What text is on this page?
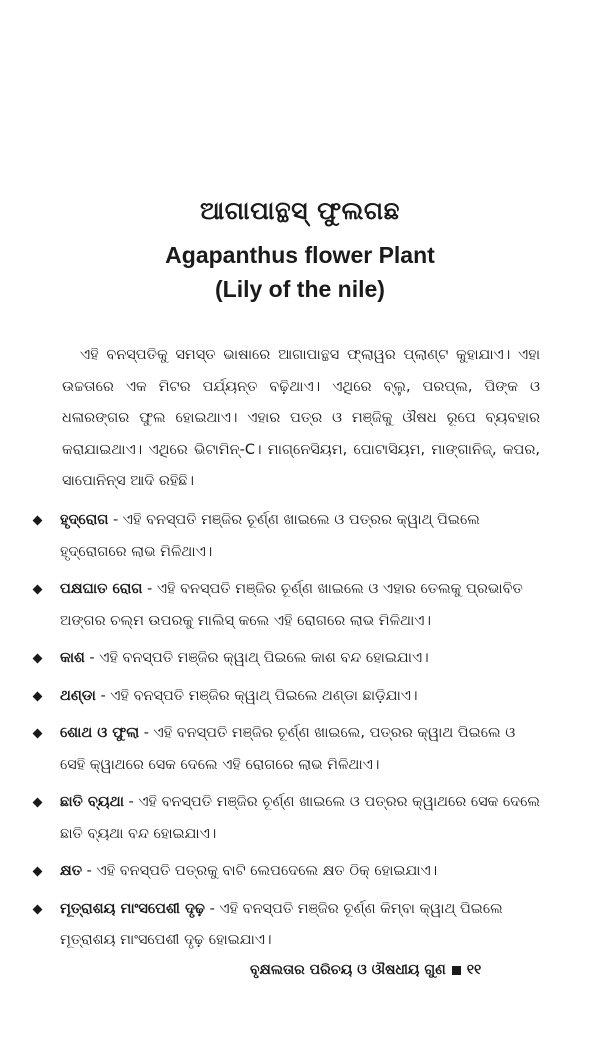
ଆଗାପାନ୍ଥସ୍ ଫୁଲଗଛ
Agapanthus flower Plant
(Lily of the nile)
ଏହି ବନସ୍ପତିକୁ ସମସ୍ତ ଭାଷାରେ ଆଗାପାନ୍ଥସ ଫ୍ଲାୱର ପ୍ଲାଣ୍ଟ କୁହାଯାଏ। ଏହା ଉଚ୍ଚତାରେ ଏକ ମିଟର ପର୍ଯ୍ୟନ୍ତ ବଢ଼ିଥାଏ। ଏଥିରେ ବ୍ଲୁ, ପରପ୍ଲ, ପିଙ୍କ ଓ ଧଳାରଙ୍ଗର ଫୁଲ ହୋଇଥାଏ। ଏହାର ପତ୍ର ଓ ମଞ୍ଜିକୁ ଔଷଧ ରୂପେ ବ୍ୟବହାର କରାଯାଇଥାଏ। ଏଥିରେ ଭିଟାମିନ୍-C। ମାଗ୍ନେସିୟମ, ପୋଟାସିୟମ, ମାଙ୍ଗାନିଜ୍, କପର, ସାପୋନିନ୍ସ ଆଦି ରହିଛି।
ହୃଦ୍‌ରୋଗ - ଏହି ବନସ୍ପତି ମଞ୍ଜିର ଚୂର୍ଣ୍ଣ ଖାଇଲେ ଓ ପତ୍ରର କ୍ୱାଥ୍ ପିଇଲେ ହୃଦ୍‌ରୋଗରେ ଲାଭ ମିଳିଥାଏ।
ପକ୍ଷଘାତ ରୋଗ - ଏହି ବନସ୍ପତି ମଞ୍ଜିର ଚୂର୍ଣ୍ଣ ଖାଇଲେ ଓ ଏହାର ତେଲକୁ ପ୍ରଭାବିତ ଅଙ୍ଗର ଚଲ୍ମ ଉପରକୁ ମାଲିସ୍ କଲେ ଏହି ରୋଗରେ ଲାଭ ମିଳିଥାଏ।
କାଶ - ଏହି ବନସ୍ପତି ମଞ୍ଜିର କ୍ୱାଥ୍ ପିଇଲେ କାଶ ବନ୍ଦ ହୋଇଯାଏ।
ଥଣ୍ଡା - ଏହି ବନସ୍ପତି ମଞ୍ଜିର କ୍ୱାଥ୍ ପିଇଲେ ଥଣ୍ଡା ଛାଡ଼ିଯାଏ।
ଶୋଥ ଓ ଫୁଲା - ଏହି ବନସ୍ପତି ମଞ୍ଜିର ଚୂର୍ଣ୍ଣ ଖାଇଲେ, ପତ୍ରର କ୍ୱାଥ ପିଇଲେ ଓ ସେହି କ୍ୱାଥରେ ସେକ ଦେଲେ ଏହି ରୋଗରେ ଲାଭ ମିଳିଥାଏ।
ଛାତି ବ୍ୟଥା - ଏହି ବନସ୍ପତି ମଞ୍ଜିର ଚୂର୍ଣ୍ଣ ଖାଇଲେ ଓ ପତ୍ରର କ୍ୱାଥରେ ସେକ ଦେଲେ ଛାତି ବ୍ୟଥା ବନ୍ଦ ହୋଇଯାଏ।
କ୍ଷତ - ଏହି ବନସ୍ପତି ପତ୍ରକୁ ବାଟି ଲେପଦେଲେ କ୍ଷତ ଠିକ୍ ହୋଇଯାଏ।
ମୂତ୍ରାଶୟ ମାଂସପେଶୀ ଦୃଢ଼ - ଏହି ବନସ୍ପତି ମଞ୍ଜିର ଚୂର୍ଣ୍ଣ କିମ୍ବା କ୍ୱାଥ୍ ପିଇଲେ ମୂତ୍ରାଶୟ ମାଂସପେଶୀ ଦୃଢ଼ ହୋଇଯାଏ।
ବୃକ୍ଷଲତାର ପରିଚୟ ଓ ଔଷଧୀୟ ଗୁଣ ୧୧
- - - - - - -
What you need to do: Leave every image out, and retype the material exactly.

Written solution:
What text is on this page?
ଆଗାପାନ୍ଥସ୍ ଫୁଲଗଛ
Agapanthus flower Plant
(Lily of the nile)
ଏହି ବନସ୍ପତିକୁ ସମସ୍ତ ଭାଷାରେ ଆଗାପାନ୍ଥସ ଫ୍ଲାୱର ପ୍ଲାଣ୍ଟ କୁହାଯାଏ। ଏହା ଉଚ୍ଚତାରେ ଏକ ମିଟର ପର୍ଯ୍ୟନ୍ତ ବଢ଼ିଥାଏ। ଏଥିରେ ବ୍ଲୁ, ପରପ୍ଲ, ପିଙ୍କ ଓ ଧଳାରଙ୍ଗର ଫୁଲ ହୋଇଥାଏ। ଏହାର ପତ୍ର ଓ ମଞ୍ଜିକୁ ଔଷଧ ରୂପେ ବ୍ୟବହାର କରାଯାଇଥାଏ। ଏଥିରେ ଭିଟାମିନ୍-C। ମାଗ୍ନେସିୟମ, ପୋଟାସିୟମ, ମାଙ୍ଗାନିଜ୍, କପର, ସାପୋନିନ୍ସ ଆଦି ରହିଛି।
ହୃଦ୍‌ରୋଗ - ଏହି ବନସ୍ପତି ମଞ୍ଜିର ଚୂର୍ଣ୍ଣ ଖାଇଲେ ଓ ପତ୍ରର କ୍ୱାଥ୍ ପିଇଲେ ହୃଦ୍‌ରୋଗରେ ଲାଭ ମିଳିଥାଏ।
ପକ୍ଷଘାତ ରୋଗ - ଏହି ବନସ୍ପତି ମଞ୍ଜିର ଚୂର୍ଣ୍ଣ ଖାଇଲେ ଓ ଏହାର ତେଲକୁ ପ୍ରଭାବିତ ଅଙ୍ଗର ଚଲ୍ମ ଉପରକୁ ମାଲିସ୍ କଲେ ଏହି ରୋଗରେ ଲାଭ ମିଳିଥାଏ।
କାଶ - ଏହି ବନସ୍ପତି ମଞ୍ଜିର କ୍ୱାଥ୍ ପିଇଲେ କାଶ ବନ୍ଦ ହୋଇଯାଏ।
ଥଣ୍ଡା - ଏହି ବନସ୍ପତି ମଞ୍ଜିର କ୍ୱାଥ୍ ପିଇଲେ ଥଣ୍ଡା ଛାଡ଼ିଯାଏ।
ଶୋଥ ଓ ଫୁଲା - ଏହି ବନସ୍ପତି ମଞ୍ଜିର ଚୂର୍ଣ୍ଣ ଖାଇଲେ, ପତ୍ରର କ୍ୱାଥ ପିଇଲେ ଓ ସେହି କ୍ୱାଥରେ ସେକ ଦେଲେ ଏହି ରୋଗରେ ଲାଭ ମିଳିଥାଏ।
ଛାତି ବ୍ୟଥା - ଏହି ବନସ୍ପତି ମଞ୍ଜିର ଚୂର୍ଣ୍ଣ ଖାଇଲେ ଓ ପତ୍ରର କ୍ୱାଥରେ ସେକ ଦେଲେ ଛାତି ବ୍ୟଥା ବନ୍ଦ ହୋଇଯାଏ।
କ୍ଷତ - ଏହି ବନସ୍ପତି ପତ୍ରକୁ ବାଟି ଲେପଦେଲେ କ୍ଷତ ଠିକ୍ ହୋଇଯାଏ।
ମୂତ୍ରାଶୟ ମାଂସପେଶୀ ଦୃଢ଼ - ଏହି ବନସ୍ପତି ମଞ୍ଜିର ଚୂର୍ଣ୍ଣ କିମ୍ବା କ୍ୱାଥ୍ ପିଇଲେ ମୂତ୍ରାଶୟ ମାଂସପେଶୀ ଦୃଢ଼ ହୋଇଯାଏ।
ବୃକ୍ଷଲତାର ପରିଚୟ ଓ ଔଷଧୀୟ ଗୁଣ ୧୧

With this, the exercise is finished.